▶ **Direction**:
Using the material below, work out how many lines contain the word "điểm". Reply with the number and nothing more.

▶ **Data records**:
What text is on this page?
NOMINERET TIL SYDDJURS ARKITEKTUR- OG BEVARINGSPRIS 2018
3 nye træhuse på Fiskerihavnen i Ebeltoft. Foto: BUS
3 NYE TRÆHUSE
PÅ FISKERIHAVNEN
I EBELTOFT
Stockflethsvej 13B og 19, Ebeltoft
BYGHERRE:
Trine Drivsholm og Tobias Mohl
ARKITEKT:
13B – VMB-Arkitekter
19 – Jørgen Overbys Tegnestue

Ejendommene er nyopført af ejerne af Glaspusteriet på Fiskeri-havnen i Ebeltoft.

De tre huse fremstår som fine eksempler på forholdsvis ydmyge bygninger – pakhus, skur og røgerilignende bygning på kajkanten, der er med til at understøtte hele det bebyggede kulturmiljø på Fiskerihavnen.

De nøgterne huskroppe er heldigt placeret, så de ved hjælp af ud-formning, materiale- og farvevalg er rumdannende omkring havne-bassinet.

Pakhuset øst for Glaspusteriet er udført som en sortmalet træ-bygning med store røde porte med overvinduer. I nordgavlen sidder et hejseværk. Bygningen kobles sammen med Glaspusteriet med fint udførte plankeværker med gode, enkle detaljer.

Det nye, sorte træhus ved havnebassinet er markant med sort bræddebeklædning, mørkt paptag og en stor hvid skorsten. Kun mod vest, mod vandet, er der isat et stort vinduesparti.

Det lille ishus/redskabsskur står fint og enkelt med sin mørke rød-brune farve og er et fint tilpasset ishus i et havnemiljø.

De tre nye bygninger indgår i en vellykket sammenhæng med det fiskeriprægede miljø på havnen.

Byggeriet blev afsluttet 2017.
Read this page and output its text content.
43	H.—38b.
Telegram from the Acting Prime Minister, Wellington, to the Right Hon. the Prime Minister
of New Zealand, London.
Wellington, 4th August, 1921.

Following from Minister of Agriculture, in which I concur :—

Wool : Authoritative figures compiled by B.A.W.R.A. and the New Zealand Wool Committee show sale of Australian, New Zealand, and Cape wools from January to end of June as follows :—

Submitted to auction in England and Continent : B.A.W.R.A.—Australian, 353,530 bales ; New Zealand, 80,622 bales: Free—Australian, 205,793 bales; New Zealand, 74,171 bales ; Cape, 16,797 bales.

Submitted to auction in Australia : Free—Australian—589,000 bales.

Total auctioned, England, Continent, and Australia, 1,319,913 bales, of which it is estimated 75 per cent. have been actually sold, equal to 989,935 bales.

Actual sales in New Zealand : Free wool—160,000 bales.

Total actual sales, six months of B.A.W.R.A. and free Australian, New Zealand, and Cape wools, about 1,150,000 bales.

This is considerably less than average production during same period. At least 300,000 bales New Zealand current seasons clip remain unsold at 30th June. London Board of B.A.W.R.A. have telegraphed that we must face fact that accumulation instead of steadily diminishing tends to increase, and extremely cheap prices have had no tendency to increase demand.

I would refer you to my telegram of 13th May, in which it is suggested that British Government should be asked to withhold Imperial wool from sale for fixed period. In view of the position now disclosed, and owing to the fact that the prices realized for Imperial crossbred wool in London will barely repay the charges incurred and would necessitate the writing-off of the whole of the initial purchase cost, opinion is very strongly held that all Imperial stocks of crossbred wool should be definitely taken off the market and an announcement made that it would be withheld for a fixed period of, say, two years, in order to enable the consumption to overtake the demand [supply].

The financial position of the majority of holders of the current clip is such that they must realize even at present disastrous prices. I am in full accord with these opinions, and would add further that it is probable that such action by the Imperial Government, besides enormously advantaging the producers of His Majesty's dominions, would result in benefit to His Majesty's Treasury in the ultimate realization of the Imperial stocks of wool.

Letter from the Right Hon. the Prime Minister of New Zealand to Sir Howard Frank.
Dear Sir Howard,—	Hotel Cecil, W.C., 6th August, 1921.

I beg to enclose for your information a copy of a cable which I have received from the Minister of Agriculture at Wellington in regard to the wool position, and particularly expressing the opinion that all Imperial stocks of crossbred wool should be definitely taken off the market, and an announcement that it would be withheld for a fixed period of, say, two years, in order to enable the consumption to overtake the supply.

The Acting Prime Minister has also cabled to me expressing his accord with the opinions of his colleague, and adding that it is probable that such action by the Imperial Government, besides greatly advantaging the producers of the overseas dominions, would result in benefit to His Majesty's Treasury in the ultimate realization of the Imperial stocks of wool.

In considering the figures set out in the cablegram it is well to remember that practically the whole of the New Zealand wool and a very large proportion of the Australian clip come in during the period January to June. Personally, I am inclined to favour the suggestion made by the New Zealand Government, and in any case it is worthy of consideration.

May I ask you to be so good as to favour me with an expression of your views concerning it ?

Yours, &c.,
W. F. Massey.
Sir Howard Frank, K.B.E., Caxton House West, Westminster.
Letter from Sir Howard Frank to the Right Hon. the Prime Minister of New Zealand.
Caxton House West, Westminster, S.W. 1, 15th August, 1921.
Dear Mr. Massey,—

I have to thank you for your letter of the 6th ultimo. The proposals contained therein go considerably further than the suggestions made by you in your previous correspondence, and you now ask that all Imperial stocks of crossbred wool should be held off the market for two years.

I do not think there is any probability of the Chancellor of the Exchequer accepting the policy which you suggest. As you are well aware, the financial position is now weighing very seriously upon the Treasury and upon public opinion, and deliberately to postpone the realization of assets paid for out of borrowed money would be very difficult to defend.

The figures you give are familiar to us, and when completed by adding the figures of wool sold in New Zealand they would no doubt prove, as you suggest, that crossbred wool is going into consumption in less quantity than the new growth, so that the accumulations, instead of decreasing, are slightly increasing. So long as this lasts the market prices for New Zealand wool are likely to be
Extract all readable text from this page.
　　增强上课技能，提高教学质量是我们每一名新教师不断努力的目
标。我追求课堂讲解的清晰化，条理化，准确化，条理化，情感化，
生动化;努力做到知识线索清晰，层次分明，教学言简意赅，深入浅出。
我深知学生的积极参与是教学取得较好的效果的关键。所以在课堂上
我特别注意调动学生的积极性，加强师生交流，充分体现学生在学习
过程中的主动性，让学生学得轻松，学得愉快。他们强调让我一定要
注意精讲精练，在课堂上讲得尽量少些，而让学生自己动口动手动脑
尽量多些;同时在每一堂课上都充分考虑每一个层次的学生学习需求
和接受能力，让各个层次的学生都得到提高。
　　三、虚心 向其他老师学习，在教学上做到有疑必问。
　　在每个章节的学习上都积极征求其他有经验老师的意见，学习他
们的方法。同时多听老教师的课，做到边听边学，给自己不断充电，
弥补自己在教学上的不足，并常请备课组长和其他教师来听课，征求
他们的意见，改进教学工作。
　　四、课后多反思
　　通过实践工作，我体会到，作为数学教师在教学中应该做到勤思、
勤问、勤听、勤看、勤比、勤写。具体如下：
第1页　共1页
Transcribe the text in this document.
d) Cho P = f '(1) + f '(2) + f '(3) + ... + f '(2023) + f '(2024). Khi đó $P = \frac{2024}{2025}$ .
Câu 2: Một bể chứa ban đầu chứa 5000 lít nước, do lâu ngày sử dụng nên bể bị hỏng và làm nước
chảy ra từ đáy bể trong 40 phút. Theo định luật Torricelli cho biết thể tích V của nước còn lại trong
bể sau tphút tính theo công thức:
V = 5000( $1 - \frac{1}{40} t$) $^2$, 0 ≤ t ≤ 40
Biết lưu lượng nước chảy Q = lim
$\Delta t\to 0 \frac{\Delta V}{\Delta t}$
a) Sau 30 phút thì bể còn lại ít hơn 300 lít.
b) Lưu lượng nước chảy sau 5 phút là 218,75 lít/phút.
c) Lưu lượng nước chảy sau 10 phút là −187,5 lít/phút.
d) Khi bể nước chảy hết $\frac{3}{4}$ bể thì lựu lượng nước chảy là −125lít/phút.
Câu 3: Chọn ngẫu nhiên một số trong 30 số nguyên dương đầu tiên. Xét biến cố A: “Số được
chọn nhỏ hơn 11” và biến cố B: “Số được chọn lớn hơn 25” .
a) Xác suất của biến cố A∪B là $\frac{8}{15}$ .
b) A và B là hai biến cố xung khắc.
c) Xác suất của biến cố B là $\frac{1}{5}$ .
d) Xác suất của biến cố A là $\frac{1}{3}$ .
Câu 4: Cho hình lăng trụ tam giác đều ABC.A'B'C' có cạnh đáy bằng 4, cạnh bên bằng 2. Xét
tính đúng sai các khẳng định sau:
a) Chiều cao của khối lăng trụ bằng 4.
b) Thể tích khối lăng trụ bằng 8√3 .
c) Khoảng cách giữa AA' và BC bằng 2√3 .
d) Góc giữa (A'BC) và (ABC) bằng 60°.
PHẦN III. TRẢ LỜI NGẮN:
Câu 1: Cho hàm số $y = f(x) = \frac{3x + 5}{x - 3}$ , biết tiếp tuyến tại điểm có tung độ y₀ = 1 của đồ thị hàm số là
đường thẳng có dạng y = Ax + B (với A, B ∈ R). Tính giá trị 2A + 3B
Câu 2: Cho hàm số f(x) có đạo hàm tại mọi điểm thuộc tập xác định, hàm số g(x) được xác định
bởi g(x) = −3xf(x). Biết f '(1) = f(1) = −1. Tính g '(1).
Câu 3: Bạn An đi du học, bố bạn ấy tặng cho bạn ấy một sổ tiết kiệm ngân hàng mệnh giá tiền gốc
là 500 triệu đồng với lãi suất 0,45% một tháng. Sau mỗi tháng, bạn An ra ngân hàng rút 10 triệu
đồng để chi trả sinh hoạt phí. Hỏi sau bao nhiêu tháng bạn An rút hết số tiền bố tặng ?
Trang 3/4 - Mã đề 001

▶ **Answer to the problem**:
2